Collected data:
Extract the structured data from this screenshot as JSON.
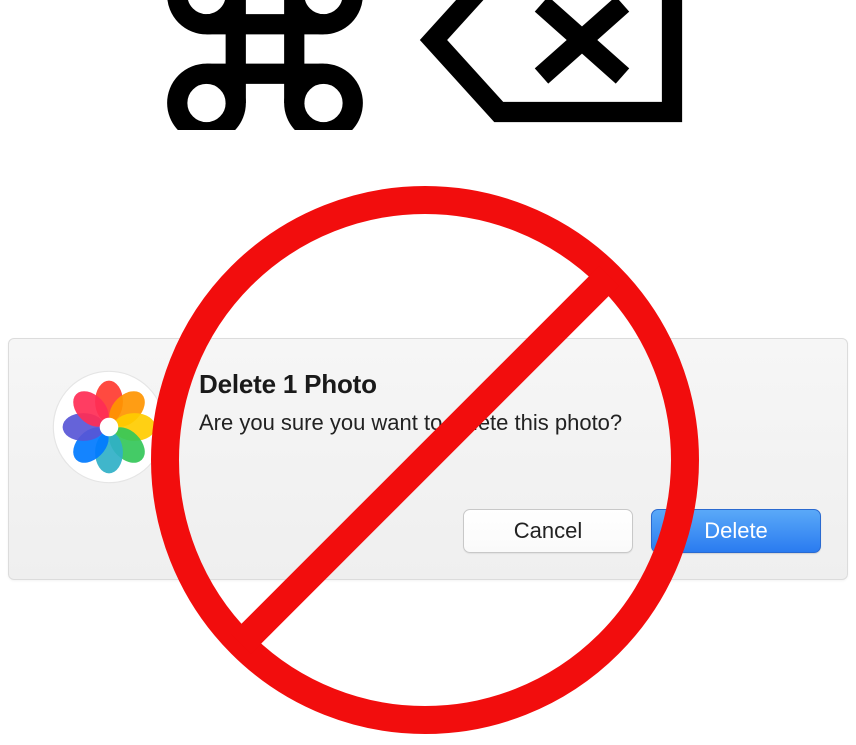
{
  "shortcut": {
    "command_icon": "command-key-icon",
    "delete_icon": "delete-key-icon"
  },
  "dialog": {
    "title": "Delete 1 Photo",
    "message": "Are you sure you want to delete this photo?",
    "app_icon": "photos-app-icon",
    "buttons": {
      "cancel": "Cancel",
      "delete": "Delete"
    }
  },
  "overlay": {
    "prohibited_icon": "prohibited-icon",
    "color": "#f20d0d"
  }
}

WHAT THE TASK REQUIRES »
Select every line of the material above holding the word "this" and copy it.

WRITTEN SOLUTION »
Extract the structured data from this screenshot as JSON.
    "message": "Are you sure you want to delete this photo?",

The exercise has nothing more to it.